[Figure record extracts]
[BEGIN]
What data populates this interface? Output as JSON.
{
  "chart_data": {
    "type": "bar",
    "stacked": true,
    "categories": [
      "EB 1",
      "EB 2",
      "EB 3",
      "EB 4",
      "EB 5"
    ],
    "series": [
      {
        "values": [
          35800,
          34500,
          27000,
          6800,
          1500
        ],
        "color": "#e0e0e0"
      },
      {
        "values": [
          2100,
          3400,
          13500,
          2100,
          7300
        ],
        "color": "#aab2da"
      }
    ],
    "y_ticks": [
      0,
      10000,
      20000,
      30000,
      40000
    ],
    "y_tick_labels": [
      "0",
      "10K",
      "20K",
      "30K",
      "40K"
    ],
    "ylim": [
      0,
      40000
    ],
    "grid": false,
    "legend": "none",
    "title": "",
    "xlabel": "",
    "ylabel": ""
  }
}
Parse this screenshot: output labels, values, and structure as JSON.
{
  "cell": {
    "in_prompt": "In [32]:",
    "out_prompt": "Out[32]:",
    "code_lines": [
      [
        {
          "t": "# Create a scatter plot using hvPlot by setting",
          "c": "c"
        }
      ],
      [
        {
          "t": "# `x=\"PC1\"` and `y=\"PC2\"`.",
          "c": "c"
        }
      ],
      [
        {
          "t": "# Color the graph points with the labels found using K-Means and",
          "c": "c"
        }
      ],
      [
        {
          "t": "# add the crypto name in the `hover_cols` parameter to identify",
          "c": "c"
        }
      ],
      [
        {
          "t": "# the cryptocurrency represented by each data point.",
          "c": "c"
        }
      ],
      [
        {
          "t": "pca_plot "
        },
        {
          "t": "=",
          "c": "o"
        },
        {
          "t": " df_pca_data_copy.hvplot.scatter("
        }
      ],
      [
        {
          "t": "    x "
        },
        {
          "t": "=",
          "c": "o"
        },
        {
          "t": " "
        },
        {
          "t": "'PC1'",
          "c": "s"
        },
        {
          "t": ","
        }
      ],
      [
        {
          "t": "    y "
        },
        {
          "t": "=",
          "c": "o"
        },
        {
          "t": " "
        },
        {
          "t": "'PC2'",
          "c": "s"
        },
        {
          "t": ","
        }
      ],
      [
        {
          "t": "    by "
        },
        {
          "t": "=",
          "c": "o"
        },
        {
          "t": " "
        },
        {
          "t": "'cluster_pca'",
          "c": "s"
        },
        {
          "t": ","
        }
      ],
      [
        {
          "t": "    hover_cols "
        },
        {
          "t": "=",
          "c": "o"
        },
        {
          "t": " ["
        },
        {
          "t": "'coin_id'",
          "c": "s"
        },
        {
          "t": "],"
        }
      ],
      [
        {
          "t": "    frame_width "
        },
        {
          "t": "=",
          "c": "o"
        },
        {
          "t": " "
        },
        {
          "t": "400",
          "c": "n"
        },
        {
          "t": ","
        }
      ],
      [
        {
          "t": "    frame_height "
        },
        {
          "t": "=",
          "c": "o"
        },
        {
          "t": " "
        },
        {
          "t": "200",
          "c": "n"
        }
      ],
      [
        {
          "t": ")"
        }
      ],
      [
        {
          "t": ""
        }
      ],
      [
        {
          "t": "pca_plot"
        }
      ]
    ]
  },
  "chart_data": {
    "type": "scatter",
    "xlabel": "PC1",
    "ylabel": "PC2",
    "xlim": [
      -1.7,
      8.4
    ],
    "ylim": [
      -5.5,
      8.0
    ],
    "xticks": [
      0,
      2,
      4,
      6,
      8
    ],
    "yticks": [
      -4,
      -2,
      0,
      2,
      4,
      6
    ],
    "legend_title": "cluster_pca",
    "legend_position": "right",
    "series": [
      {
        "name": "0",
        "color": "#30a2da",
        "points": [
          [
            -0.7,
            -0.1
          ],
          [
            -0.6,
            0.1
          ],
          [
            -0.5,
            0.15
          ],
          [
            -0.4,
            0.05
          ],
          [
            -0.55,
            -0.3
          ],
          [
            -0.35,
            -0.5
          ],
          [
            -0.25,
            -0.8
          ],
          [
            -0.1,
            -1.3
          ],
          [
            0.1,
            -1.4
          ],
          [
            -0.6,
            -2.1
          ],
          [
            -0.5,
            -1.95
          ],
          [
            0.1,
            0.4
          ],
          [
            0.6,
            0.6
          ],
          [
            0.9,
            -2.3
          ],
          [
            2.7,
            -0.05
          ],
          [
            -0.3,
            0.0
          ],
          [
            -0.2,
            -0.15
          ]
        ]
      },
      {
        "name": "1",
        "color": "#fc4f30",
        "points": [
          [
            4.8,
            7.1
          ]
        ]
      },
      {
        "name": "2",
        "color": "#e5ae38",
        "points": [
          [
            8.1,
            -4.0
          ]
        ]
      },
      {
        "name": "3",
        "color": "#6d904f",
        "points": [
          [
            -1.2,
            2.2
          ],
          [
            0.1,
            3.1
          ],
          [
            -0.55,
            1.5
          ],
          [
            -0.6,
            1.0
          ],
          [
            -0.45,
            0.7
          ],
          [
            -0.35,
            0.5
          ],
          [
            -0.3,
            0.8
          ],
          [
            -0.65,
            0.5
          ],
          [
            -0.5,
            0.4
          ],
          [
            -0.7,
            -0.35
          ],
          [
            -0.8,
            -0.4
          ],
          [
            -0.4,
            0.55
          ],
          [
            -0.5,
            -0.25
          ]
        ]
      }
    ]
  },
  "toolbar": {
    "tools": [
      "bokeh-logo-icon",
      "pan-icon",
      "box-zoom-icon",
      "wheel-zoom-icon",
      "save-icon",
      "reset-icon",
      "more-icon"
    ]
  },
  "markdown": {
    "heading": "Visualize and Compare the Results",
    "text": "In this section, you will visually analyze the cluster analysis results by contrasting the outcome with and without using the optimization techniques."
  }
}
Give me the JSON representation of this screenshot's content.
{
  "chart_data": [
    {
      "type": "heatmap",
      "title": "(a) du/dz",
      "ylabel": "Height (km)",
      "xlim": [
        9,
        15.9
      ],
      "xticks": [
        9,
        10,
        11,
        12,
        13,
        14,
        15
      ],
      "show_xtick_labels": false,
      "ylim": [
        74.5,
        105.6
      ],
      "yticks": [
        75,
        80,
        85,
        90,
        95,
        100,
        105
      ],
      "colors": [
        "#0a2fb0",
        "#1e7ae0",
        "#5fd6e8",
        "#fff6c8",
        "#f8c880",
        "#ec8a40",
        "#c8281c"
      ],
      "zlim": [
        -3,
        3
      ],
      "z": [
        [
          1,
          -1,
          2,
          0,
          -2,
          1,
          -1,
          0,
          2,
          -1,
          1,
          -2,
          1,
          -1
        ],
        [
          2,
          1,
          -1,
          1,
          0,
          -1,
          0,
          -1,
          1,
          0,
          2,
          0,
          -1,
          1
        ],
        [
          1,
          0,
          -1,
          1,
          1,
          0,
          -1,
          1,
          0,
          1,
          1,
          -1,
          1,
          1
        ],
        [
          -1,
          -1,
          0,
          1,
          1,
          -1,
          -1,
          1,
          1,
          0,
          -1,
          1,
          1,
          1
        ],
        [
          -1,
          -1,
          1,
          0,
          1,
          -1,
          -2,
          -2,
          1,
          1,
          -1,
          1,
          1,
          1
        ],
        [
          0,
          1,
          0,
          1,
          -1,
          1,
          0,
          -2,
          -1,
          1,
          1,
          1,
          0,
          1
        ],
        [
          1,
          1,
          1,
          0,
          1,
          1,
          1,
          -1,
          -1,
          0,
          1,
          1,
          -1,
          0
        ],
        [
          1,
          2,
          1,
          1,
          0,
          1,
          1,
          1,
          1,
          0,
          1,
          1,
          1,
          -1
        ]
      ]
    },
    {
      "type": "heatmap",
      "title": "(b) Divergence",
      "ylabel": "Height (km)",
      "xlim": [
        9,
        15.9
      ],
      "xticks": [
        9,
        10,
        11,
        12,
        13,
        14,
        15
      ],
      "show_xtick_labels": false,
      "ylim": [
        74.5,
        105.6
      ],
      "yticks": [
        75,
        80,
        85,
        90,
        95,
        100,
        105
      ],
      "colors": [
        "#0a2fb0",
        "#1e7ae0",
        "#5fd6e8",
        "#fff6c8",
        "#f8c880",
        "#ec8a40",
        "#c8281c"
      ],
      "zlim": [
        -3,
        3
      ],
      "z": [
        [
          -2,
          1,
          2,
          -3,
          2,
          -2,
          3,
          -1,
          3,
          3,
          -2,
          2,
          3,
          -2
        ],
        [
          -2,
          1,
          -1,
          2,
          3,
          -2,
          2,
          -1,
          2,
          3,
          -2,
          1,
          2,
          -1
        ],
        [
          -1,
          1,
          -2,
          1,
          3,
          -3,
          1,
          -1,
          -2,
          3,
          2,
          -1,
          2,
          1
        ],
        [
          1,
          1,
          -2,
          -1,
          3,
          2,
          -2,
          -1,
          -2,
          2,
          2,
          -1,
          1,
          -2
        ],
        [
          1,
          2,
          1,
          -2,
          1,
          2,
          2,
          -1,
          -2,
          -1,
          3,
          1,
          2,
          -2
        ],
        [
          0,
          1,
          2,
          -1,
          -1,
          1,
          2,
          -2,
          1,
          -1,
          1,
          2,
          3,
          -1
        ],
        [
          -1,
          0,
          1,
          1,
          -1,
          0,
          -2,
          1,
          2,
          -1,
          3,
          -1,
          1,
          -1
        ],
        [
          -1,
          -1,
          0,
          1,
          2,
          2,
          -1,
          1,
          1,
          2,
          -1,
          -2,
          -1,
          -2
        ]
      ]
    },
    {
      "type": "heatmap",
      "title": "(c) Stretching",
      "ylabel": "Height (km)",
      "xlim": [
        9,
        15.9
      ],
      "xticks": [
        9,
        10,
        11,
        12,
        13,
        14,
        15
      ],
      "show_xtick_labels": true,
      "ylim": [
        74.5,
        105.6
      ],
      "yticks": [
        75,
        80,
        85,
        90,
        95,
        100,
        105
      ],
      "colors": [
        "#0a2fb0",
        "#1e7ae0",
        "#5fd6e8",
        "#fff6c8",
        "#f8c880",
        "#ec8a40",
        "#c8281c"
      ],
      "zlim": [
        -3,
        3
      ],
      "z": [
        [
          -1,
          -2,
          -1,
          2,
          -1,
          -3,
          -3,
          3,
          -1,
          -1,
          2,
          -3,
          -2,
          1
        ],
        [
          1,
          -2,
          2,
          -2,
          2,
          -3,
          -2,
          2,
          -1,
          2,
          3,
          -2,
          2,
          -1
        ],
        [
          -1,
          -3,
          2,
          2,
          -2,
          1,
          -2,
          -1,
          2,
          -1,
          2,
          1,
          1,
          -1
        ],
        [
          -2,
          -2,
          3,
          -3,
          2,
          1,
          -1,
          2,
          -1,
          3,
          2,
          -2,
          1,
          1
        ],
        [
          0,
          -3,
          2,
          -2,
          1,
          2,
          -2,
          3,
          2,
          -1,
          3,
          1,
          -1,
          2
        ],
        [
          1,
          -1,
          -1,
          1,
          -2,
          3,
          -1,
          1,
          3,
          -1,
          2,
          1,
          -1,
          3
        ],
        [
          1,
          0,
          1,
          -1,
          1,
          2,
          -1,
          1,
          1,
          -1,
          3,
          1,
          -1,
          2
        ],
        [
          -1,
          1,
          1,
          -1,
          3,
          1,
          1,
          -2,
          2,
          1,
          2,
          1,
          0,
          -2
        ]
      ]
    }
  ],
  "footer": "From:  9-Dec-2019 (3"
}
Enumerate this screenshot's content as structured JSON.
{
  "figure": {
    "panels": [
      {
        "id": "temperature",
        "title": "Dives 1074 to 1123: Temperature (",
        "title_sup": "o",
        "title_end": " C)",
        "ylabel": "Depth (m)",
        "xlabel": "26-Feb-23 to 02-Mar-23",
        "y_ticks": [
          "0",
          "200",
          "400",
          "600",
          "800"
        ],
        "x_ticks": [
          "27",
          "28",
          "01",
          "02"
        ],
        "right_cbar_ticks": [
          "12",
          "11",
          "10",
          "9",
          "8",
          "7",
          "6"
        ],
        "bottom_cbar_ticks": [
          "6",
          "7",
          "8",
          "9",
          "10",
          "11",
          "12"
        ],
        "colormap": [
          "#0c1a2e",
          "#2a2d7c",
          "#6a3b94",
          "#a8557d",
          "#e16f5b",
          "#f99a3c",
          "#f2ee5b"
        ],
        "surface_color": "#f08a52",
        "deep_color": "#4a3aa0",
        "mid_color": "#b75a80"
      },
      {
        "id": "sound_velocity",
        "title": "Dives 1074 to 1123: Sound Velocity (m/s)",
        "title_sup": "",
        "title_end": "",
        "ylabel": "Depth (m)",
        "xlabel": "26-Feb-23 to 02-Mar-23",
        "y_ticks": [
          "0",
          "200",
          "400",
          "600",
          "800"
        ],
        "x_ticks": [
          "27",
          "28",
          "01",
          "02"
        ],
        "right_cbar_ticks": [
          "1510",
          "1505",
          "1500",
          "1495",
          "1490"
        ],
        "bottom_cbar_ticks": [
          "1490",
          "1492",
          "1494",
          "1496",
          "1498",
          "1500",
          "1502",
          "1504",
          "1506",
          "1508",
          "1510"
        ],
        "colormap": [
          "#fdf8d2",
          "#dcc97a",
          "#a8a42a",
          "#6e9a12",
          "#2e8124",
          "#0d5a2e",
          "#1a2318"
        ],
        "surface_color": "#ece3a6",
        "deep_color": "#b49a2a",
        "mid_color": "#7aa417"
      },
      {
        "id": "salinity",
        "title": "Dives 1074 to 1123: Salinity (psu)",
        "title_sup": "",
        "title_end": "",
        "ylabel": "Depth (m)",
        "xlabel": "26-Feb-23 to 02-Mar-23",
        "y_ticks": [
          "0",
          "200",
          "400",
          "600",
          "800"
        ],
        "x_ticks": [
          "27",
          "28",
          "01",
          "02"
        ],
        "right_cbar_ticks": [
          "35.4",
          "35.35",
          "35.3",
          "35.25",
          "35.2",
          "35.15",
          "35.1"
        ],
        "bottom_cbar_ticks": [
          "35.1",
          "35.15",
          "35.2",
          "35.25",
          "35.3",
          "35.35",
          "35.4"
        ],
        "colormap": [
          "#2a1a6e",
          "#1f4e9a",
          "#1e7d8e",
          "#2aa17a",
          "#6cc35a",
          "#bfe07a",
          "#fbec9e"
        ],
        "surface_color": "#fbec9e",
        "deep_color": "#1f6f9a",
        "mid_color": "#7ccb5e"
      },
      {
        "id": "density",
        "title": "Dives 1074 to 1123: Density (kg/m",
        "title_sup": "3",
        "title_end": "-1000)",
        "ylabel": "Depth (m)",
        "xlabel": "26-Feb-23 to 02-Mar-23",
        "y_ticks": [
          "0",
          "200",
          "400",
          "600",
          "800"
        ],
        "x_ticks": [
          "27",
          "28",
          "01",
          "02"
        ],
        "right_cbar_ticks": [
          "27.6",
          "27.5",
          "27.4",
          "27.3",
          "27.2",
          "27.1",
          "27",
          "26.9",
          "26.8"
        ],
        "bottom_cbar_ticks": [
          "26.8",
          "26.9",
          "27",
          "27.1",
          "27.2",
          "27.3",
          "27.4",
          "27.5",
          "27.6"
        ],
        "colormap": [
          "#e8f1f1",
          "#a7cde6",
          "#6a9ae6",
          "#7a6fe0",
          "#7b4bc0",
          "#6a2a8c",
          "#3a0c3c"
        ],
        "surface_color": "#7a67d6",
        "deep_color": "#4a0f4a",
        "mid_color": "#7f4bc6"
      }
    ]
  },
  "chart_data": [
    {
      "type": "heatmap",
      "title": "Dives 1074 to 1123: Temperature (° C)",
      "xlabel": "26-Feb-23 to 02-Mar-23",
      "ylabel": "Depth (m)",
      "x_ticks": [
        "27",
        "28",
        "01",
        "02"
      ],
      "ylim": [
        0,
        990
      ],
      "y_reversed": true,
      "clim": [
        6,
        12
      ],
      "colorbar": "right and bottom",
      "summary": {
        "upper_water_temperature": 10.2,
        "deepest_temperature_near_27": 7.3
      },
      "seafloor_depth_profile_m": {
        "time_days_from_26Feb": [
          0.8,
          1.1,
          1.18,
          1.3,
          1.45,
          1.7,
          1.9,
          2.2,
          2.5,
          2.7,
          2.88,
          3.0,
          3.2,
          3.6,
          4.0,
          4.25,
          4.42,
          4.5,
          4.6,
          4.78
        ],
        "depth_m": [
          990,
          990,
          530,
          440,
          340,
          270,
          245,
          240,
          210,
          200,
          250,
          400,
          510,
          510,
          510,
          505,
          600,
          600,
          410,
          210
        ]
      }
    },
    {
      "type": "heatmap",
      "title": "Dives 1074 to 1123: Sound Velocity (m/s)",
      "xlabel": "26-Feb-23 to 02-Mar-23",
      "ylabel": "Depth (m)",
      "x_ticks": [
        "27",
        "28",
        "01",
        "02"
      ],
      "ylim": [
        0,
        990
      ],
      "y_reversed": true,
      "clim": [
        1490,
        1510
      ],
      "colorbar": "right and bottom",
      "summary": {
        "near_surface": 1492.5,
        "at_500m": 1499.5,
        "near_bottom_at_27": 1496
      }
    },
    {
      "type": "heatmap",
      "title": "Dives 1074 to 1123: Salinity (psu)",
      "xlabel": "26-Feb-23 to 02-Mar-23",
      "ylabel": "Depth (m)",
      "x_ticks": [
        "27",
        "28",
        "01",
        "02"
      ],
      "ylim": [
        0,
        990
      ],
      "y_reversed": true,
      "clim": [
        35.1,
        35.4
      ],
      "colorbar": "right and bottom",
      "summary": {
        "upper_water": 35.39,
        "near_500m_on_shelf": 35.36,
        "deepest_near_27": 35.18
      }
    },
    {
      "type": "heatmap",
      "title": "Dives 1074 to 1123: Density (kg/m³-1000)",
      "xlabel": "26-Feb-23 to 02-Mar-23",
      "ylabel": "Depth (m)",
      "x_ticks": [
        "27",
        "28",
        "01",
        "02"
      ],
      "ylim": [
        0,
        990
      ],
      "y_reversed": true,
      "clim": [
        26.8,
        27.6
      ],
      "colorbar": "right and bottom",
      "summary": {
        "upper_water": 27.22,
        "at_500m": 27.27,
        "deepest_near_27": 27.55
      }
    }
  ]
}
[END]
— PROBLEM DETAILS —
Read the lines above. Gather those in which the string "Dives" is found.

— EXERCISE SOLUTION —
        "title": "Dives 1074 to 1123: Temperature (",
        "title": "Dives 1074 to 1123: Sound Velocity (m/s)",
        "title": "Dives 1074 to 1123: Salinity (psu)",
        "title": "Dives 1074 to 1123: Density (kg/m",
      "title": "Dives 1074 to 1123: Temperature (° C)",
      "title": "Dives 1074 to 1123: Sound Velocity (m/s)",
      "title": "Dives 1074 to 1123: Salinity (psu)",
      "title": "Dives 1074 to 1123: Density (kg/m³-1000)",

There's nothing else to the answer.